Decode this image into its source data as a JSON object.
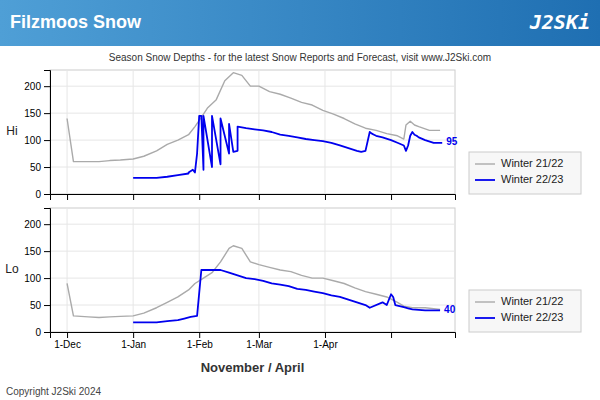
{
  "chart_data": [
    {
      "type": "line",
      "title": "Filzmoos Snow",
      "subtitle": "Season Snow Depths - for the latest Snow Reports and Forecast, visit www.J2Ski.com",
      "ylabel": "Hi",
      "series": [
        {
          "name": "Winter 21/22",
          "color": "#aaaaaa",
          "x": [
            0,
            3,
            10,
            15,
            20,
            25,
            31,
            36,
            42,
            47,
            52,
            57,
            60,
            64,
            66,
            70,
            74,
            78,
            82,
            86,
            90,
            95,
            100,
            105,
            110,
            115,
            120,
            125,
            130,
            135,
            140,
            145,
            150,
            155,
            158,
            159,
            161,
            163,
            165,
            170,
            175
          ],
          "values": [
            140,
            60,
            60,
            60,
            62,
            63,
            65,
            70,
            80,
            92,
            100,
            110,
            125,
            148,
            160,
            175,
            210,
            225,
            220,
            200,
            200,
            190,
            185,
            178,
            170,
            165,
            155,
            148,
            140,
            130,
            122,
            118,
            112,
            108,
            102,
            128,
            135,
            128,
            125,
            118,
            118
          ]
        },
        {
          "name": "Winter 22/23",
          "color": "#0000ee",
          "x": [
            31,
            36,
            42,
            47,
            52,
            57,
            57,
            59,
            60,
            61,
            62,
            63,
            63,
            64,
            64,
            68,
            68,
            72,
            72,
            76,
            76,
            78,
            80,
            80,
            84,
            88,
            92,
            96,
            100,
            104,
            108,
            112,
            116,
            120,
            124,
            128,
            132,
            136,
            138,
            140,
            142,
            143,
            144,
            145,
            148,
            152,
            155,
            158,
            159,
            160,
            161,
            162,
            163,
            164,
            165,
            168,
            172,
            176
          ],
          "values": [
            30,
            30,
            30,
            32,
            35,
            38,
            40,
            45,
            40,
            75,
            145,
            145,
            145,
            45,
            145,
            50,
            145,
            55,
            140,
            75,
            130,
            78,
            80,
            125,
            122,
            120,
            118,
            115,
            110,
            108,
            105,
            102,
            100,
            98,
            95,
            90,
            85,
            80,
            78,
            80,
            115,
            112,
            110,
            108,
            105,
            100,
            95,
            90,
            80,
            90,
            108,
            115,
            110,
            108,
            105,
            100,
            95,
            95
          ]
        }
      ],
      "xlim": [
        -8,
        182
      ],
      "ylim": [
        0,
        230
      ],
      "xticks": [
        0,
        31,
        62,
        90,
        121,
        152
      ],
      "yticks": [
        0,
        50,
        100,
        150,
        200
      ],
      "tick_labels": "y",
      "grid": true,
      "legend": "lower right",
      "annotations": [
        {
          "text": "J2SKi"
        },
        {
          "text": "Copyright J2Ski 2024"
        },
        {
          "text": "95",
          "x": 176,
          "y": 95
        }
      ]
    },
    {
      "type": "line",
      "xlabel": "November / April",
      "ylabel": "Lo",
      "series": [
        {
          "name": "Winter 21/22",
          "color": "#aaaaaa",
          "x": [
            0,
            3,
            10,
            15,
            20,
            25,
            31,
            36,
            42,
            47,
            52,
            57,
            60,
            64,
            68,
            72,
            76,
            78,
            82,
            86,
            90,
            95,
            100,
            105,
            110,
            115,
            120,
            125,
            130,
            135,
            140,
            145,
            150,
            155,
            158,
            162,
            168,
            175
          ],
          "values": [
            90,
            30,
            28,
            27,
            28,
            29,
            30,
            35,
            45,
            55,
            65,
            78,
            90,
            100,
            110,
            130,
            155,
            160,
            155,
            130,
            125,
            120,
            115,
            112,
            105,
            100,
            100,
            95,
            90,
            82,
            75,
            70,
            65,
            55,
            48,
            45,
            45,
            42
          ]
        },
        {
          "name": "Winter 22/23",
          "color": "#0000ee",
          "x": [
            31,
            36,
            42,
            47,
            52,
            55,
            58,
            61,
            63,
            64,
            68,
            72,
            76,
            80,
            84,
            88,
            92,
            96,
            100,
            104,
            108,
            112,
            116,
            120,
            124,
            128,
            132,
            136,
            140,
            142,
            148,
            150,
            152,
            153,
            154,
            156,
            158,
            160,
            162,
            168,
            175
          ],
          "values": [
            18,
            18,
            18,
            20,
            22,
            25,
            28,
            30,
            115,
            115,
            115,
            115,
            110,
            105,
            100,
            98,
            95,
            90,
            88,
            85,
            80,
            78,
            75,
            72,
            68,
            65,
            60,
            55,
            50,
            45,
            55,
            50,
            70,
            65,
            50,
            48,
            46,
            44,
            42,
            40,
            40
          ]
        }
      ],
      "xlim": [
        -8,
        182
      ],
      "ylim": [
        0,
        230
      ],
      "xticks": [
        {
          "value": 0,
          "label": "1-Dec"
        },
        {
          "value": 31,
          "label": "1-Jan"
        },
        {
          "value": 62,
          "label": "1-Feb"
        },
        {
          "value": 90,
          "label": "1-Mar"
        },
        {
          "value": 121,
          "label": "1-Apr"
        },
        {
          "value": 152,
          "label": null
        }
      ],
      "yticks": [
        0,
        50,
        100,
        150,
        200
      ],
      "grid": true,
      "legend": "lower right",
      "annotations": [
        {
          "text": "40",
          "x": 175,
          "y": 40
        }
      ]
    }
  ]
}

==========

**Do this**
Your copy of the data above should match it exactly, except that pictures are left out.

**Response to this task**
Decode this image into its source data as a JSON object.
{
  "chart_data": [
    {
      "type": "line",
      "title": "Filzmoos Snow",
      "subtitle": "Season Snow Depths - for the latest Snow Reports and Forecast, visit www.J2Ski.com",
      "ylabel": "Hi",
      "series": [
        {
          "name": "Winter 21/22",
          "color": "#aaaaaa",
          "x": [
            0,
            3,
            10,
            15,
            20,
            25,
            31,
            36,
            42,
            47,
            52,
            57,
            60,
            64,
            66,
            70,
            74,
            78,
            82,
            86,
            90,
            95,
            100,
            105,
            110,
            115,
            120,
            125,
            130,
            135,
            140,
            145,
            150,
            155,
            158,
            159,
            161,
            163,
            165,
            170,
            175
          ],
          "values": [
            140,
            60,
            60,
            60,
            62,
            63,
            65,
            70,
            80,
            92,
            100,
            110,
            125,
            148,
            160,
            175,
            210,
            225,
            220,
            200,
            200,
            190,
            185,
            178,
            170,
            165,
            155,
            148,
            140,
            130,
            122,
            118,
            112,
            108,
            102,
            128,
            135,
            128,
            125,
            118,
            118
          ]
        },
        {
          "name": "Winter 22/23",
          "color": "#0000ee",
          "x": [
            31,
            36,
            42,
            47,
            52,
            57,
            57,
            59,
            60,
            61,
            62,
            63,
            63,
            64,
            64,
            68,
            68,
            72,
            72,
            76,
            76,
            78,
            80,
            80,
            84,
            88,
            92,
            96,
            100,
            104,
            108,
            112,
            116,
            120,
            124,
            128,
            132,
            136,
            138,
            140,
            142,
            143,
            144,
            145,
            148,
            152,
            155,
            158,
            159,
            160,
            161,
            162,
            163,
            164,
            165,
            168,
            172,
            176
          ],
          "values": [
            30,
            30,
            30,
            32,
            35,
            38,
            40,
            45,
            40,
            75,
            145,
            145,
            145,
            45,
            145,
            50,
            145,
            55,
            140,
            75,
            130,
            78,
            80,
            125,
            122,
            120,
            118,
            115,
            110,
            108,
            105,
            102,
            100,
            98,
            95,
            90,
            85,
            80,
            78,
            80,
            115,
            112,
            110,
            108,
            105,
            100,
            95,
            90,
            80,
            90,
            108,
            115,
            110,
            108,
            105,
            100,
            95,
            95
          ]
        }
      ],
      "xlim": [
        -8,
        182
      ],
      "ylim": [
        0,
        230
      ],
      "xticks": [
        0,
        31,
        62,
        90,
        121,
        152
      ],
      "yticks": [
        0,
        50,
        100,
        150,
        200
      ],
      "tick_labels": "y",
      "grid": true,
      "legend": "lower right",
      "annotations": [
        {
          "text": "J2SKi"
        },
        {
          "text": "Copyright J2Ski 2024"
        },
        {
          "text": "95",
          "x": 176,
          "y": 95
        }
      ]
    },
    {
      "type": "line",
      "xlabel": "November / April",
      "ylabel": "Lo",
      "series": [
        {
          "name": "Winter 21/22",
          "color": "#aaaaaa",
          "x": [
            0,
            3,
            10,
            15,
            20,
            25,
            31,
            36,
            42,
            47,
            52,
            57,
            60,
            64,
            68,
            72,
            76,
            78,
            82,
            86,
            90,
            95,
            100,
            105,
            110,
            115,
            120,
            125,
            130,
            135,
            140,
            145,
            150,
            155,
            158,
            162,
            168,
            175
          ],
          "values": [
            90,
            30,
            28,
            27,
            28,
            29,
            30,
            35,
            45,
            55,
            65,
            78,
            90,
            100,
            110,
            130,
            155,
            160,
            155,
            130,
            125,
            120,
            115,
            112,
            105,
            100,
            100,
            95,
            90,
            82,
            75,
            70,
            65,
            55,
            48,
            45,
            45,
            42
          ]
        },
        {
          "name": "Winter 22/23",
          "color": "#0000ee",
          "x": [
            31,
            36,
            42,
            47,
            52,
            55,
            58,
            61,
            63,
            64,
            68,
            72,
            76,
            80,
            84,
            88,
            92,
            96,
            100,
            104,
            108,
            112,
            116,
            120,
            124,
            128,
            132,
            136,
            140,
            142,
            148,
            150,
            152,
            153,
            154,
            156,
            158,
            160,
            162,
            168,
            175
          ],
          "values": [
            18,
            18,
            18,
            20,
            22,
            25,
            28,
            30,
            115,
            115,
            115,
            115,
            110,
            105,
            100,
            98,
            95,
            90,
            88,
            85,
            80,
            78,
            75,
            72,
            68,
            65,
            60,
            55,
            50,
            45,
            55,
            50,
            70,
            65,
            50,
            48,
            46,
            44,
            42,
            40,
            40
          ]
        }
      ],
      "xlim": [
        -8,
        182
      ],
      "ylim": [
        0,
        230
      ],
      "xticks": [
        {
          "value": 0,
          "label": "1-Dec"
        },
        {
          "value": 31,
          "label": "1-Jan"
        },
        {
          "value": 62,
          "label": "1-Feb"
        },
        {
          "value": 90,
          "label": "1-Mar"
        },
        {
          "value": 121,
          "label": "1-Apr"
        },
        {
          "value": 152,
          "label": null
        }
      ],
      "yticks": [
        0,
        50,
        100,
        150,
        200
      ],
      "grid": true,
      "legend": "lower right",
      "annotations": [
        {
          "text": "40",
          "x": 175,
          "y": 40
        }
      ]
    }
  ]
}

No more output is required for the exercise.